The request - Which lines hold the word "user"? Copy each of them.

### Excerpted records ###

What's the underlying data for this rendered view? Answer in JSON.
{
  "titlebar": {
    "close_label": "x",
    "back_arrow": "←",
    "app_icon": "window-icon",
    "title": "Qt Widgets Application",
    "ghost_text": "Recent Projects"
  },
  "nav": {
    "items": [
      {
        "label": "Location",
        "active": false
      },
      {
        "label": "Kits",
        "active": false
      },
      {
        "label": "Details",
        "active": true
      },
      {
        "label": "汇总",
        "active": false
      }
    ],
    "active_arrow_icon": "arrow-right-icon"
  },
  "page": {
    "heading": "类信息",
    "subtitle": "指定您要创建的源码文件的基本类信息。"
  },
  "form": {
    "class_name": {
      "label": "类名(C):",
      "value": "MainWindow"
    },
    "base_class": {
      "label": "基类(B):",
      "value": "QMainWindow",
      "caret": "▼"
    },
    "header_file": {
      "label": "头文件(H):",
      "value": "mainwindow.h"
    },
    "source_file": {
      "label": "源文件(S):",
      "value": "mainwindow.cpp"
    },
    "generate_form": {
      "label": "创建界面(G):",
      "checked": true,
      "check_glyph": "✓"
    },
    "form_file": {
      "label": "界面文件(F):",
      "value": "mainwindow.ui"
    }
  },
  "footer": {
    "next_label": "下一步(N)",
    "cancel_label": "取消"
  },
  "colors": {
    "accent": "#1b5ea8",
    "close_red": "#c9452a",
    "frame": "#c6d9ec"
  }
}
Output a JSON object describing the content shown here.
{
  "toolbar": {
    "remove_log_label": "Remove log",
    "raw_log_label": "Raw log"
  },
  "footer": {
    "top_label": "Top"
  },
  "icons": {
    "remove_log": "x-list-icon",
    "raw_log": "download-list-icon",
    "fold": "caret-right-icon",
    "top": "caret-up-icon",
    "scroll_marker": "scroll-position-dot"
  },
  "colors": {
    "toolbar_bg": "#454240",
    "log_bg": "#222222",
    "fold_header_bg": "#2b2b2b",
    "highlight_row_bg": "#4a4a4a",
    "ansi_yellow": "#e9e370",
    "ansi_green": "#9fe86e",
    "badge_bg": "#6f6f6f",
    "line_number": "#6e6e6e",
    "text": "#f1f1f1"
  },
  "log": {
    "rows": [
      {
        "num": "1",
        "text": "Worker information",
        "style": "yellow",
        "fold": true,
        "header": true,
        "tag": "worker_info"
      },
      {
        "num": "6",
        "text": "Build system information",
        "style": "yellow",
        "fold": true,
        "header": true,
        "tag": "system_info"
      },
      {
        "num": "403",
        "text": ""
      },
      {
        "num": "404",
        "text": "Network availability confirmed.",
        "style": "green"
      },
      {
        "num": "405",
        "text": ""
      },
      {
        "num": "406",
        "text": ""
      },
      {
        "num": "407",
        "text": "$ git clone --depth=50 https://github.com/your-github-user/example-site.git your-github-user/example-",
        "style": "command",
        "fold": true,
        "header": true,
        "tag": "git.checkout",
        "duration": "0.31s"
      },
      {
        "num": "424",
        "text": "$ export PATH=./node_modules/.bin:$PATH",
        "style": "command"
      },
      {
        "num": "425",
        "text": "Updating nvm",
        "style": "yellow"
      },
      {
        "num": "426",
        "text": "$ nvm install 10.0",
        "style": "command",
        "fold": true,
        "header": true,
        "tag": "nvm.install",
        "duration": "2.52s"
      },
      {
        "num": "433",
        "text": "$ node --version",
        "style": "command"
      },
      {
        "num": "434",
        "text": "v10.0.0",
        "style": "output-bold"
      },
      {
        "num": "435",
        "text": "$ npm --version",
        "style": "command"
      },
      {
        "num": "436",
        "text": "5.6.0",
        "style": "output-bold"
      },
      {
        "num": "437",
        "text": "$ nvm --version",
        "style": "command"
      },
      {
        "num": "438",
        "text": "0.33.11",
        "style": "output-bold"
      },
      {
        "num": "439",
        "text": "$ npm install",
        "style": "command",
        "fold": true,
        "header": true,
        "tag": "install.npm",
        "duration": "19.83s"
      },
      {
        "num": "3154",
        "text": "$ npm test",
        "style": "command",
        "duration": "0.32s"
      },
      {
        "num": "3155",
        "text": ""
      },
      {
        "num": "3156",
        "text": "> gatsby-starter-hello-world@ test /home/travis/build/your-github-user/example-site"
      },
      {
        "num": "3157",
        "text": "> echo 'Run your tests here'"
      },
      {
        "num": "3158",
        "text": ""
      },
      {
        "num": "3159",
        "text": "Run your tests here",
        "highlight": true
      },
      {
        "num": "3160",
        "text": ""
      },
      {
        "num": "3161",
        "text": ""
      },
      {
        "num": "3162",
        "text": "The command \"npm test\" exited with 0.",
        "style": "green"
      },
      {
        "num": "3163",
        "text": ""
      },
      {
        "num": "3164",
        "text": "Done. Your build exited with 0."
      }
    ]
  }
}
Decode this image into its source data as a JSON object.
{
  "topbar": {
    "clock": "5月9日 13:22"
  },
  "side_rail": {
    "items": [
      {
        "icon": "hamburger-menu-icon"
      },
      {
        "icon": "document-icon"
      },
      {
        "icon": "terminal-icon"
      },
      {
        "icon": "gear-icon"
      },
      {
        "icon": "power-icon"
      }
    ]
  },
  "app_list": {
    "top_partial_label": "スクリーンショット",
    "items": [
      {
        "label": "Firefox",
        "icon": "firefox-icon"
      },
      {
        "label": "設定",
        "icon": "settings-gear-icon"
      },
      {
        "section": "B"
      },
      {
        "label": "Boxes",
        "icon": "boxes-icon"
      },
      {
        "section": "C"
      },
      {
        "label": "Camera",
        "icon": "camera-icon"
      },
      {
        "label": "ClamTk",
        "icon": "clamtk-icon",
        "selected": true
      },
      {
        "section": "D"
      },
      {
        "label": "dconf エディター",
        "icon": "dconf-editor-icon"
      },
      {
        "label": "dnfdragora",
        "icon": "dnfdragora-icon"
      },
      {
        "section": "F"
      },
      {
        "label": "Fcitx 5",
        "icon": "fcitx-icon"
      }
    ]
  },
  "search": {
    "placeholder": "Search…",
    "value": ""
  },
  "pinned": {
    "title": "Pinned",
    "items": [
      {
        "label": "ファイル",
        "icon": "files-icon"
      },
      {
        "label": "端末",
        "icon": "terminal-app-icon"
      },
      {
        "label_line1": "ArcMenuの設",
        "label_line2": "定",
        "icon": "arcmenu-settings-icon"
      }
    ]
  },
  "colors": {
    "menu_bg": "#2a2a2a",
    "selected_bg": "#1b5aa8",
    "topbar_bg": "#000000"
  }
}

###

Exercise output -
        "text": "$ git clone --depth=50 https://github.com/your-github-user/example-site.git your-github-user/example-",
        "text": "> gatsby-starter-hello-world@ test /home/travis/build/your-github-user/example-site"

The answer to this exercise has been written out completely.